Please pick up the decoder lab page where it ends and keep writing it.

*Text*
[Begin]

ABET-CSC270 Page
This page contains the 3rd week Lab, Homework Assignment, and its Solution
Contents
Lab
Decoder Circuit: the Do-It-Yourself version
Part 1
Complete the circuit shown in Figure 1 by adding the name of the circuit inside the logic symbol, and by adding the pin numbers on the inputs and outputs of the gates. Also, do not forget that each circuit requires power and ground.
Figure 1. Decoder implemented with Inverters and NANDs.
When you are done, implement the circuit on the breadboard section of your kit. Make sure you have turned off the power before you start wiring. Make sure also that you connect the outputs of the inverters to the four logic indicators. Verify your connections before you turn the power back on. Activate the two inputs and record the outputs in a truth table which you'll include in your report.
Because the inactive outputs are all set to zero, and the active one is set to 1, we refer to this type of circuit as a circuit with "active high" outputs.
Part 2
Now connect L1, L2, L3 and L4 to the input of the inverters rather than their output, and record the variation of L4, L3, L2 and L1 as a function of SW2 and SW1.
SW1 SW2 L4 L3 L2 L1 0 0 0 1 1 0 1 1
You now have the opposite behavior, where the inactive outputs are all 1 except for one that is set to 0. We refer to this type of circuit as a circuit with active-low outputs.
Most decoders work as the last circuit you just tested, rather than the one you first experimented with, although the first circuit had a more "logical" behavior.
The 74LS42 Decoder
Figure 2: The 7442, as wired on the HeathKit digital trainer.
Block 6 on the circuit board attached to your kit contains a circuit centered on a 7442 (or 74LS42). The logic diagram of the circuit is shown in Figure 2. It has four inputs connected to the test points labeled TP602, TP603, TP604, and TP605. Connect these test points to the data switches. You may want to add a "post-it" note above the data switches to indicate which inputs of the 74LS42 (A, B, C or D) you are activating with the switches. The ten outputs of the 7442 are connected to 10 LEDs, labeled L604 to L613.
To apply power to the 7442, close DIP-switches 7 and 8 in Block 6 (closing a switch means bringing it in the position where the little knob is aligned with the number "1" painted on the switch). (Note: A Dip switch is a "Dual In Line" switch, that is a series of miniature switches that have the same footprint as a regular integrated circuit.)
Turn the Kit power back ON. Activate the data switches and record the variation of the output LEDs in a table
| D | C | B | A | L13 | L12 | L11 | L10 | L9 | L8 | L7 | L6 | L5 | L4 |
Challenge of the Day, #1
Use a 74LS42 to implement a 3-to-8 decoder with enable and active-low outputs.

[End]

*Data entries*
[Begin]

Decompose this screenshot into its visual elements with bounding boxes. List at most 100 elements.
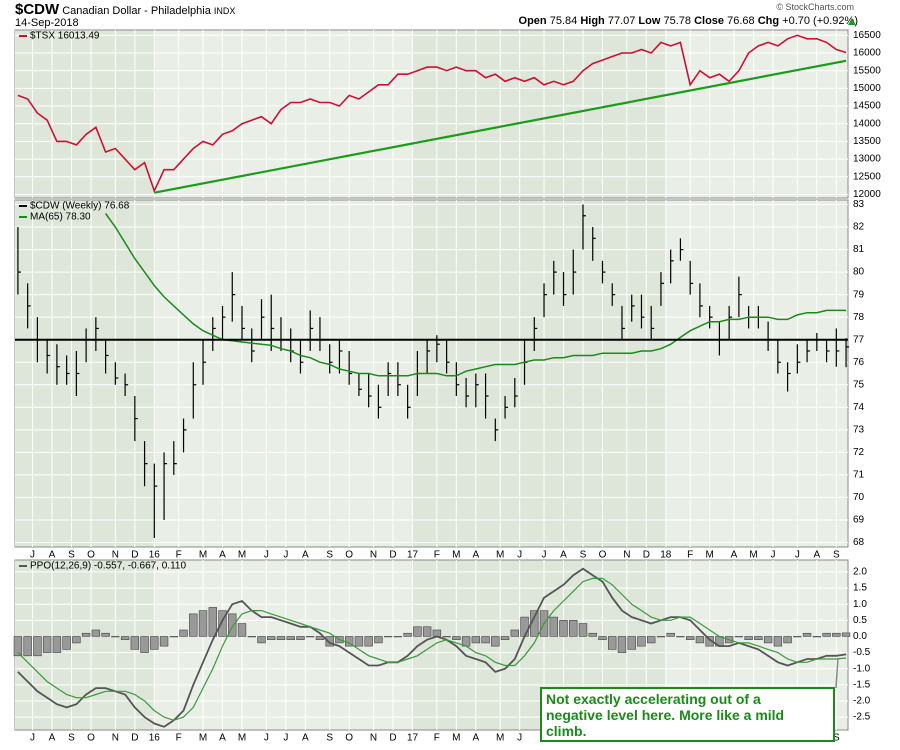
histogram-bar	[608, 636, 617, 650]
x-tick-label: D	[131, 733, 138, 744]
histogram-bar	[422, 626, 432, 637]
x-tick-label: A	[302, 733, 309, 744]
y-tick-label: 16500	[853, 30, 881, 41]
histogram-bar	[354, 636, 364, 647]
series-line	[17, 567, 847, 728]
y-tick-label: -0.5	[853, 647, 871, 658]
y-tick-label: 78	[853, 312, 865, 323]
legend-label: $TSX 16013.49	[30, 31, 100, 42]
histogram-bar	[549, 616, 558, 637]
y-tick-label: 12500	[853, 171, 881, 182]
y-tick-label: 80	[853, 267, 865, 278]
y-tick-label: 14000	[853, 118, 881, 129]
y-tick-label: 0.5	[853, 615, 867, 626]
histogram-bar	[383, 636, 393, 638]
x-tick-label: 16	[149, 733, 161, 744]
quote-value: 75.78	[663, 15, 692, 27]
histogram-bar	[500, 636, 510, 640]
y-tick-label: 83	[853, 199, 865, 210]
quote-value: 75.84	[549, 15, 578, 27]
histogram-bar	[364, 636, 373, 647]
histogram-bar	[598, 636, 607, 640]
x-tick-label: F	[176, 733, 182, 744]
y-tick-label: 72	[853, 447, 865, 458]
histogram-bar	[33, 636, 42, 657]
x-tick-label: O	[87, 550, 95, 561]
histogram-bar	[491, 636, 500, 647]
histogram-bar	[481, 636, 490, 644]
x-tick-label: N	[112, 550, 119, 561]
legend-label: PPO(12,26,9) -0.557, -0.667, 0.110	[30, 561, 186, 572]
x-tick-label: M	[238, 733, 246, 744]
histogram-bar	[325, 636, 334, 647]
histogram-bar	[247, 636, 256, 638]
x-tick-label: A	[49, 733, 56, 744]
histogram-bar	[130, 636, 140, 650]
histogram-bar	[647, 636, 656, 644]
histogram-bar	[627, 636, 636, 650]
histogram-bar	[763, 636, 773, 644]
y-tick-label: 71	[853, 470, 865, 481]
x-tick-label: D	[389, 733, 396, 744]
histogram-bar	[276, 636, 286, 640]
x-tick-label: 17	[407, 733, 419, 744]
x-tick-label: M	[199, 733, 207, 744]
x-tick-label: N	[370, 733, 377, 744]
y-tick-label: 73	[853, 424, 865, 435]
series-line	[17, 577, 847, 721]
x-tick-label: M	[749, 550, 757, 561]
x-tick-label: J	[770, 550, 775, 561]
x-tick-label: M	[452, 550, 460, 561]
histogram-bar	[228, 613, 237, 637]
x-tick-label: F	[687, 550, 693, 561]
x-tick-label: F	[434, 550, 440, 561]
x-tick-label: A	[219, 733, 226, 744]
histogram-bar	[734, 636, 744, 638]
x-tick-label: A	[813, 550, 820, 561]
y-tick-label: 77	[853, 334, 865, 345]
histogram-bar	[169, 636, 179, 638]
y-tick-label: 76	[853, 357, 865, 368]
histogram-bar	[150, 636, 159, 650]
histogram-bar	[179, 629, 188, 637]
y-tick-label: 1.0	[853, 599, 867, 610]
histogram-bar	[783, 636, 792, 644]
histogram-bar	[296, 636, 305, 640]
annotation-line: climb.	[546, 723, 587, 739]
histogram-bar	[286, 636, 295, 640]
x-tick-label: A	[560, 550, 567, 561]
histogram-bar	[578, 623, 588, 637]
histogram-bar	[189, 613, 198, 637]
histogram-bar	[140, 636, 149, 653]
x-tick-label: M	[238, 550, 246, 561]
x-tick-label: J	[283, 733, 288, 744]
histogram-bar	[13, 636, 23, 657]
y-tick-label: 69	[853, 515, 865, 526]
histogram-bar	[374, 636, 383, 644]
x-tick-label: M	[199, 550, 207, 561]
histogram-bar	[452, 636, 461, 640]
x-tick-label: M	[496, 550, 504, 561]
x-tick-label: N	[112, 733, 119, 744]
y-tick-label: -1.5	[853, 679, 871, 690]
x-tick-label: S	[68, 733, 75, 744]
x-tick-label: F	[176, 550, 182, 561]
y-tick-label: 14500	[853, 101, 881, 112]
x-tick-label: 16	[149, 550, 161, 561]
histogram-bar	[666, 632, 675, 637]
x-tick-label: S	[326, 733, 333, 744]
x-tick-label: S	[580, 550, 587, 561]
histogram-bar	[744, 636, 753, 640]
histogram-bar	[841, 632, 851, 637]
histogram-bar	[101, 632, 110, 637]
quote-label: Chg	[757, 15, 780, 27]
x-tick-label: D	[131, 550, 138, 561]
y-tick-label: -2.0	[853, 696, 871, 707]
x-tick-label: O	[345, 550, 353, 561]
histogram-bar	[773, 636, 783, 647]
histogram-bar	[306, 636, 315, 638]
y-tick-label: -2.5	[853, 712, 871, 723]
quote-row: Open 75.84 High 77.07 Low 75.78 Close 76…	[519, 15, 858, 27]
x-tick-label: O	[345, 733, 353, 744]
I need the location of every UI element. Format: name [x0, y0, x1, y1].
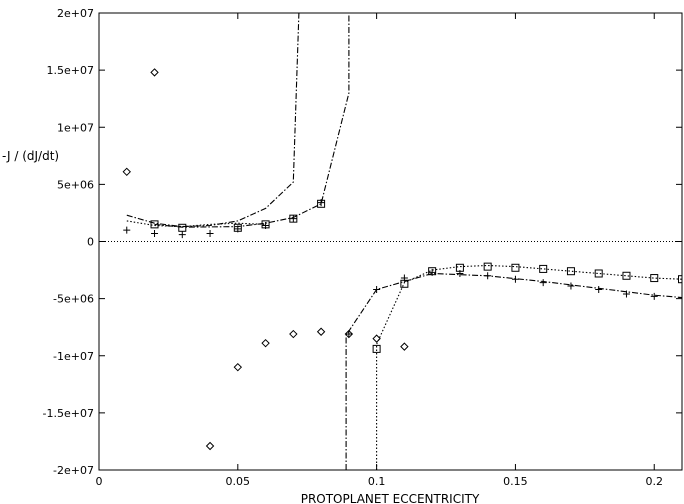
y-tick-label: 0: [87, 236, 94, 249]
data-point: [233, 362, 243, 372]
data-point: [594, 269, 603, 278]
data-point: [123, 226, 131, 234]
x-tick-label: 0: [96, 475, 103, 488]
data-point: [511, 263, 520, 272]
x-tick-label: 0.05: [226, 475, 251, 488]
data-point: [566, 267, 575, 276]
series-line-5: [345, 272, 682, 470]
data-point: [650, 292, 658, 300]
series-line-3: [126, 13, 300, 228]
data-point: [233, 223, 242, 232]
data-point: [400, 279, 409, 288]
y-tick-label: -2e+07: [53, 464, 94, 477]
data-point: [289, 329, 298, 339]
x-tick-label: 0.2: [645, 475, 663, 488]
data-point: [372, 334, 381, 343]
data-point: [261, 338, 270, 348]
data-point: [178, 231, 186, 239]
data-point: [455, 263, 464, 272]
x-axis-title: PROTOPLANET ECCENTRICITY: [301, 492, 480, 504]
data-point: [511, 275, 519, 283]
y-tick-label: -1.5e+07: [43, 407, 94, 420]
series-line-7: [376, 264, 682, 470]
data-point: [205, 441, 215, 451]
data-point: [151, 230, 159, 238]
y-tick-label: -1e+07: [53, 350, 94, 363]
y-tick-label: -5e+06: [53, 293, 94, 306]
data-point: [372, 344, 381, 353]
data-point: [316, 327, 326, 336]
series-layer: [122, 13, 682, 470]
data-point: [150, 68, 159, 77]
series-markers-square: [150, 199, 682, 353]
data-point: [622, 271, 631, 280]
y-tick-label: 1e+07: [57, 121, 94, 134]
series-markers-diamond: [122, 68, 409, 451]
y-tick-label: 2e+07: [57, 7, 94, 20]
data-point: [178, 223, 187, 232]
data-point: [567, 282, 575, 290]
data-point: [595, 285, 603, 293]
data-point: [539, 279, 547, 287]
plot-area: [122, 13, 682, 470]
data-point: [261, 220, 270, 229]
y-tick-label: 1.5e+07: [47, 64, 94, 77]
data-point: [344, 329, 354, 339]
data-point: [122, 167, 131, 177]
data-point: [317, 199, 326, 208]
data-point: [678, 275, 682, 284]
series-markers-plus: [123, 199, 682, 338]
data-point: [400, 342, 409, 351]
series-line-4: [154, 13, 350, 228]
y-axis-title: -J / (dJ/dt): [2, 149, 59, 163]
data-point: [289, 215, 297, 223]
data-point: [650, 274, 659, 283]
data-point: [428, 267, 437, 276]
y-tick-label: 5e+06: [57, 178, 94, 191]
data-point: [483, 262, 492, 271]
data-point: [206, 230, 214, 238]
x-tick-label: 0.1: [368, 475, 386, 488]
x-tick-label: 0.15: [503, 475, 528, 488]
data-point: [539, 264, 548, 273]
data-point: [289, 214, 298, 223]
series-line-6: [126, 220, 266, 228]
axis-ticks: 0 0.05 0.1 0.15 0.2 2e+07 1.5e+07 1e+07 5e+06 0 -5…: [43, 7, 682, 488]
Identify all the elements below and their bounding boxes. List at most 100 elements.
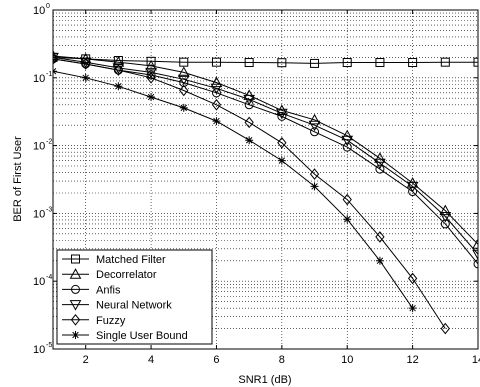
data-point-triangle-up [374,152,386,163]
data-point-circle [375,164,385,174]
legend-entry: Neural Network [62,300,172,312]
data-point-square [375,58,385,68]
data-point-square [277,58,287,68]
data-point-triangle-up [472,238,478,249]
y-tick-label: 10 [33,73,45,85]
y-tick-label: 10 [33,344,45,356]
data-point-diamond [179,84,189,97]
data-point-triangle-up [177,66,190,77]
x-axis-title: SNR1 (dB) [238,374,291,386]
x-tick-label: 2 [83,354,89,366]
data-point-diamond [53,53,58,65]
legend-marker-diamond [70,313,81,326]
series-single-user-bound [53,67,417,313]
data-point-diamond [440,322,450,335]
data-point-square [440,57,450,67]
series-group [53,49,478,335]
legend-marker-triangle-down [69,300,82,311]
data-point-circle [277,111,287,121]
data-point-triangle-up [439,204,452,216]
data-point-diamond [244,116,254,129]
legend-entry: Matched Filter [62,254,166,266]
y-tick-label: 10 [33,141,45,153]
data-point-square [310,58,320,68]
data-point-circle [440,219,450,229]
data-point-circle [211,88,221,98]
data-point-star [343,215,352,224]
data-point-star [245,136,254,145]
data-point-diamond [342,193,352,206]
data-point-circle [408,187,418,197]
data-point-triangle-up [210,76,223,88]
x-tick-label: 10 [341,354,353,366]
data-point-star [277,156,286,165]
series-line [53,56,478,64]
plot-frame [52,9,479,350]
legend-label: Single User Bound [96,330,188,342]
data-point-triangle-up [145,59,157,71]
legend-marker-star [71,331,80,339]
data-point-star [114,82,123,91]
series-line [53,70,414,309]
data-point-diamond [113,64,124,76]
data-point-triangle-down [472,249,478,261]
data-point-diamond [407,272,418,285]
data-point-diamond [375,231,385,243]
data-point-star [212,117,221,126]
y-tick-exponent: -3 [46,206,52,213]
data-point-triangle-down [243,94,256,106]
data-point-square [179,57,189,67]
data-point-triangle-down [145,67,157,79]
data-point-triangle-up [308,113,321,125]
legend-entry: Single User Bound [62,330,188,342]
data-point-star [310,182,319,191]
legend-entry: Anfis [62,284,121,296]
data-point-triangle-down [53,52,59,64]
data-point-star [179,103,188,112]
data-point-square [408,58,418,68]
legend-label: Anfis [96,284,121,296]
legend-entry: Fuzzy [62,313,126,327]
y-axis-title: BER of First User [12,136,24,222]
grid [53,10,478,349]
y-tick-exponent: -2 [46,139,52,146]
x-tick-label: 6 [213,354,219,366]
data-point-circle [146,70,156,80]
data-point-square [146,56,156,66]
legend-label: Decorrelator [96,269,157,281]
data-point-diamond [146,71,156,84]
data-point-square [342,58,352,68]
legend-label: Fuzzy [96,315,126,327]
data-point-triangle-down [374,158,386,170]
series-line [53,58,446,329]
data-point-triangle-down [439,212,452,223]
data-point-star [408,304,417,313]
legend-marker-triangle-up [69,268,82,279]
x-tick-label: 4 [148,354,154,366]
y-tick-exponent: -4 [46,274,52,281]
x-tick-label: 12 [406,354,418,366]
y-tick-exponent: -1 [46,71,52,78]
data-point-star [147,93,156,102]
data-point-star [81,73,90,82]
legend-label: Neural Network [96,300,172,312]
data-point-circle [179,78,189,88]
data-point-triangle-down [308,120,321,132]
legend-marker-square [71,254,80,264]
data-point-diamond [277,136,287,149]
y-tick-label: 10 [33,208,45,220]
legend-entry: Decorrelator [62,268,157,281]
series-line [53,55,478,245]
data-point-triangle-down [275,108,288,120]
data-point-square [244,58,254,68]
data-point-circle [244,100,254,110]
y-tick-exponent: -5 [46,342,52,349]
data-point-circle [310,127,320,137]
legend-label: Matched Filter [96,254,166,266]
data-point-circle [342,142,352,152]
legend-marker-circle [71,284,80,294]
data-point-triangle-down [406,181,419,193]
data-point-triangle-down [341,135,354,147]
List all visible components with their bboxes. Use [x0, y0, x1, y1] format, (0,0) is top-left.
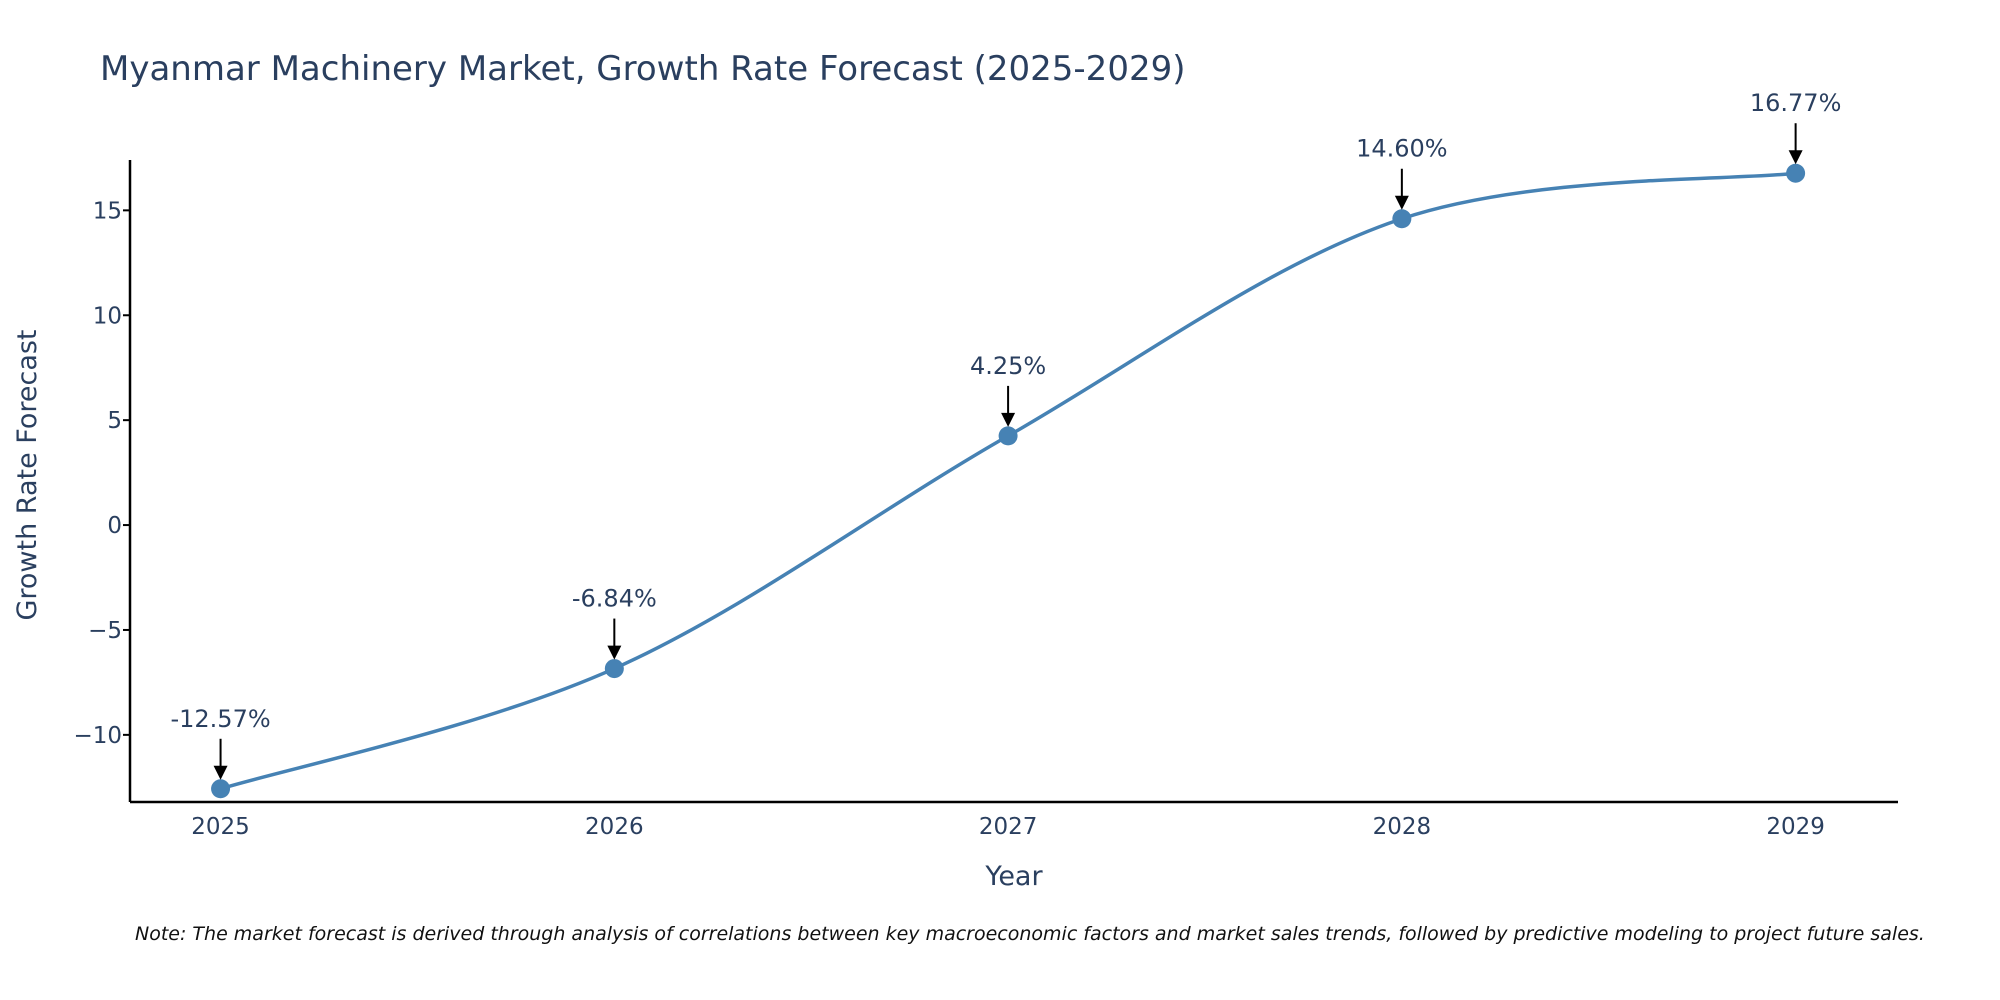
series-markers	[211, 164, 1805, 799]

[End]

*Answer for this exercise*
Challenge of the Day, #2
Use a 74LS42 to implement a majority voter of 3 input signals. You can only use one extra chip, in addition to the 74LS42!
Homework Assignment
This assignment is due on Thursday morning, after Rally Day, at 10:30 a.m. (office, or mailbox).
Exercise 1
Assume that we have a boolean function f(a, b, c, d) = Σ( 5, 7, 15 ).
What is its minimal form, as given by a Karnaugh map?
Assume furthermore we know that the the signals a and b are never both equal to 1 at the same time, and that c and d are never both equal to 00 at the same time. So, for example, the signals a, b, c, d will never be in the state 1 1 0 1, because that would require a, and b to be 1. Similarly, the condition a = 0, b=1, c=0, d=0 will never occur either, because c and d are 0 in this case.
How can we use this information to our advantage, as logic designers?
Exercise 2
What is the simplified expression of the function g(a, b, c, d, e) expressed by the Karnaugh map above?
Exercise 3
Draw the logic diagram for the functions h() and k() below with 4-to-1 multiplexers:
- h( a, b, c, d ) = Σ( 0, 1, 2, 3, 4, 6, 12, 14 )
- k( a, b, c ) = Σ( 0, 1, 2, 3, 7 )
Exercise 4
Draw the logic diagram of the same functions with 8-to-1 multiplexers.
Exercise 5
Same question as for Exercise 3, but this time we know that minterms m5, m7, m12, and m13 correspond to don't care conditions for the function h(), and that minterm m6 is a don't care condition for function k().
Exercise 6
Implement a 16-to-1 multiplexer with only 4-to-1 multiplexers.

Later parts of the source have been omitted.